GIVEN REQUEST: Would you restate, exactly as they appear, the lines from the one containing "Output a JSON" through the end of the data below?
───── DATA PROVIDED ─────
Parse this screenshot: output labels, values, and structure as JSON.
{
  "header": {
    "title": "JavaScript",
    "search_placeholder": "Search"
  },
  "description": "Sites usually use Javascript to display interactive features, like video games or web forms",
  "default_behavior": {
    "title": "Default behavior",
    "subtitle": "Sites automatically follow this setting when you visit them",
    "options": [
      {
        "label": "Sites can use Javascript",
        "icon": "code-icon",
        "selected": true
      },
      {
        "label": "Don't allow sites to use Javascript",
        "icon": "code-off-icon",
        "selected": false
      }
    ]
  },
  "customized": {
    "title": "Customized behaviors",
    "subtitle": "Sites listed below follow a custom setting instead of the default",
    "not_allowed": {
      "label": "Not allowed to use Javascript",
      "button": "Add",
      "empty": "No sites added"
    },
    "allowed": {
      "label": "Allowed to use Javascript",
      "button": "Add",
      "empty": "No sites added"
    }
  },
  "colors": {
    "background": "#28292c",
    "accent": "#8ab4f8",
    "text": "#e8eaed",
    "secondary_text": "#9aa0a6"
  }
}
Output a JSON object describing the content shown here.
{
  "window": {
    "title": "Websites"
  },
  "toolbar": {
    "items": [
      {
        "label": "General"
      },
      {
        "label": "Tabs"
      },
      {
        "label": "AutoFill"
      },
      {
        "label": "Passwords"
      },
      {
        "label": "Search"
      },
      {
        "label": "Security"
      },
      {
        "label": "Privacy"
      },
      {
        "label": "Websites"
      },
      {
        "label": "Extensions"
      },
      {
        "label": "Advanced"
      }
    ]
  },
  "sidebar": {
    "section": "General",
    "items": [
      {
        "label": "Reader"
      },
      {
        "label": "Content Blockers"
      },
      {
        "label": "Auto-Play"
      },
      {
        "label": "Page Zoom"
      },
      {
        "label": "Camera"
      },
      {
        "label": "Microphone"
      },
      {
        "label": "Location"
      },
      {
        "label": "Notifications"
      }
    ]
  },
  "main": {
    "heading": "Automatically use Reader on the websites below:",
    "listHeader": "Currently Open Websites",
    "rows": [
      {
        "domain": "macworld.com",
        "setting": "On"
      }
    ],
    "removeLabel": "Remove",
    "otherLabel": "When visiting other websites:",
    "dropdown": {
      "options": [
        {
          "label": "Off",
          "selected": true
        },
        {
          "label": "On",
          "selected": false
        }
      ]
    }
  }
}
─────
THE COMPLETED TASK:
Output a JSON object describing the content shown here.
{
  "window": {
    "title": "Websites"
  },
  "toolbar": {
    "items": [
      {
        "label": "General"
      },
      {
        "label": "Tabs"
      },
      {
        "label": "AutoFill"
      },
      {
        "label": "Passwords"
      },
      {
        "label": "Search"
      },
      {
        "label": "Security"
      },
      {
        "label": "Privacy"
      },
      {
        "label": "Websites"
      },
      {
        "label": "Extensions"
      },
      {
        "label": "Advanced"
      }
    ]
  },
  "sidebar": {
    "section": "General",
    "items": [
      {
        "label": "Reader"
      },
      {
        "label": "Content Blockers"
      },
      {
        "label": "Auto-Play"
      },
      {
        "label": "Page Zoom"
      },
      {
        "label": "Camera"
      },
      {
        "label": "Microphone"
      },
      {
        "label": "Location"
      },
      {
        "label": "Notifications"
      }
    ]
  },
  "main": {
    "heading": "Automatically use Reader on the websites below:",
    "listHeader": "Currently Open Websites",
    "rows": [
      {
        "domain": "macworld.com",
        "setting": "On"
      }
    ],
    "removeLabel": "Remove",
    "otherLabel": "When visiting other websites:",
    "dropdown": {
      "options": [
        {
          "label": "Off",
          "selected": true
        },
        {
          "label": "On",
          "selected": false
        }
      ]
    }
  }
}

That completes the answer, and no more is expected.